━━━ DATASET RECORDS ━━━

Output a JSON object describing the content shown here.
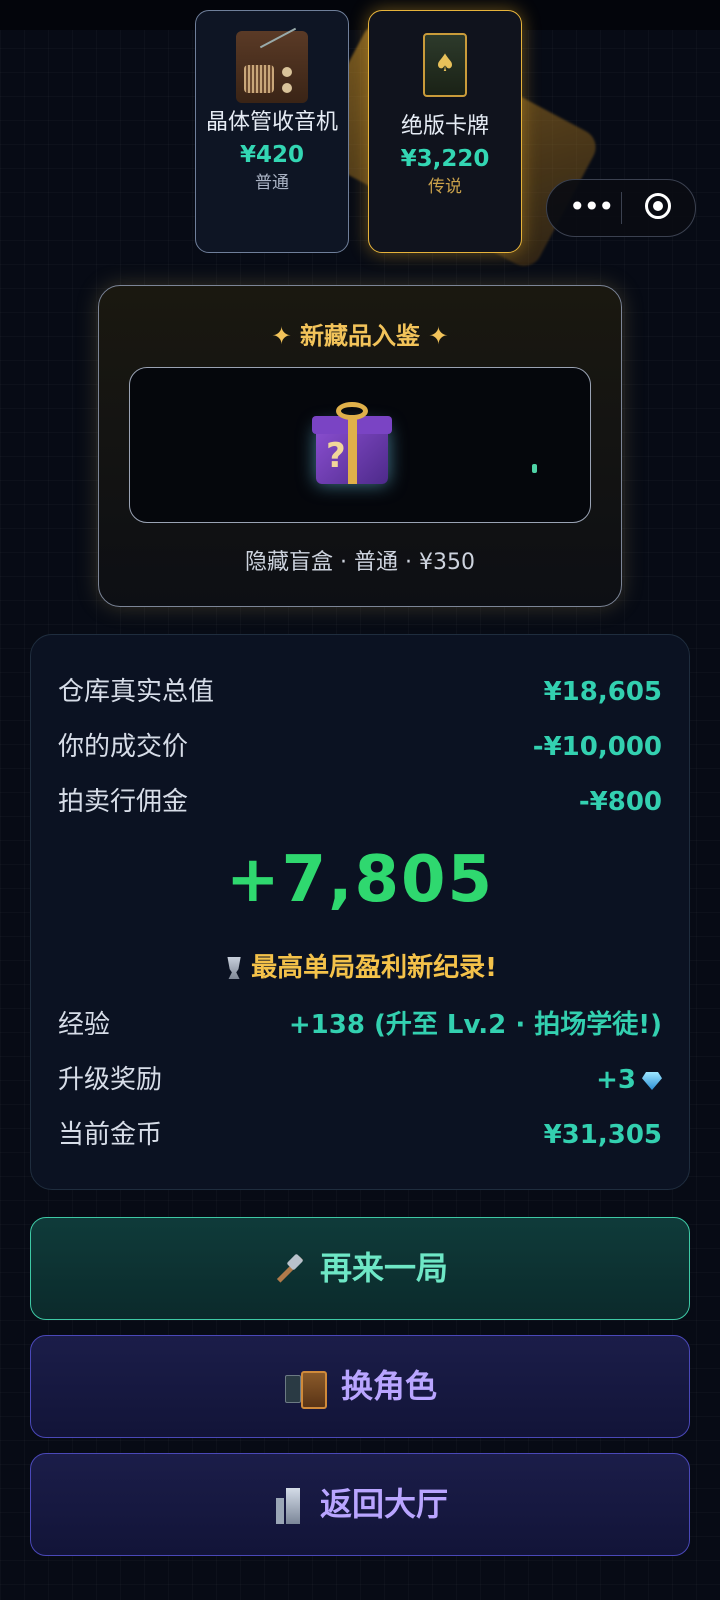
{
  "items": [
    {
      "name": "晶体管收音机",
      "price": "¥420",
      "rarity": "普通",
      "icon": "radio-icon"
    },
    {
      "name": "绝版卡牌",
      "price": "¥3,220",
      "rarity": "传说",
      "icon": "playing-card-icon"
    }
  ],
  "new_collection": {
    "title": "✦ 新藏品入鉴 ✦",
    "item_icon": "mystery-gift-box-icon",
    "caption": "隐藏盲盒 · 普通 · ¥350"
  },
  "results": {
    "warehouse_value_label": "仓库真实总值",
    "warehouse_value": "¥18,605",
    "your_price_label": "你的成交价",
    "your_price": "-¥10,000",
    "commission_label": "拍卖行佣金",
    "commission": "-¥800",
    "profit": "+7,805",
    "record_text": "最高单局盈利新纪录!",
    "exp_label": "经验",
    "exp_value": "+138 (升至 Lv.2 · 拍场学徒!)",
    "level_reward_label": "升级奖励",
    "level_reward_value": "+3",
    "coins_label": "当前金币",
    "coins_value": "¥31,305"
  },
  "buttons": {
    "again": "再来一局",
    "change_role": "换角色",
    "back_hall": "返回大厅"
  },
  "colors": {
    "accent_teal": "#33d0b0",
    "profit_green": "#2fd86f",
    "gold": "#f4c24a",
    "purple_button_text": "#b9a5ff",
    "background": "#070b15"
  }
}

━━━

» **PROMPT**:
Repeat everything in the records precisely. Images are excluded from the copy.

» **REPLY TO THE EXERCISE**:
Output a JSON object describing the content shown here.
{
  "items": [
    {
      "name": "晶体管收音机",
      "price": "¥420",
      "rarity": "普通",
      "icon": "radio-icon"
    },
    {
      "name": "绝版卡牌",
      "price": "¥3,220",
      "rarity": "传说",
      "icon": "playing-card-icon"
    }
  ],
  "new_collection": {
    "title": "✦ 新藏品入鉴 ✦",
    "item_icon": "mystery-gift-box-icon",
    "caption": "隐藏盲盒 · 普通 · ¥350"
  },
  "results": {
    "warehouse_value_label": "仓库真实总值",
    "warehouse_value": "¥18,605",
    "your_price_label": "你的成交价",
    "your_price": "-¥10,000",
    "commission_label": "拍卖行佣金",
    "commission": "-¥800",
    "profit": "+7,805",
    "record_text": "最高单局盈利新纪录!",
    "exp_label": "经验",
    "exp_value": "+138 (升至 Lv.2 · 拍场学徒!)",
    "level_reward_label": "升级奖励",
    "level_reward_value": "+3",
    "coins_label": "当前金币",
    "coins_value": "¥31,305"
  },
  "buttons": {
    "again": "再来一局",
    "change_role": "换角色",
    "back_hall": "返回大厅"
  },
  "colors": {
    "accent_teal": "#33d0b0",
    "profit_green": "#2fd86f",
    "gold": "#f4c24a",
    "purple_button_text": "#b9a5ff",
    "background": "#070b15"
  }
}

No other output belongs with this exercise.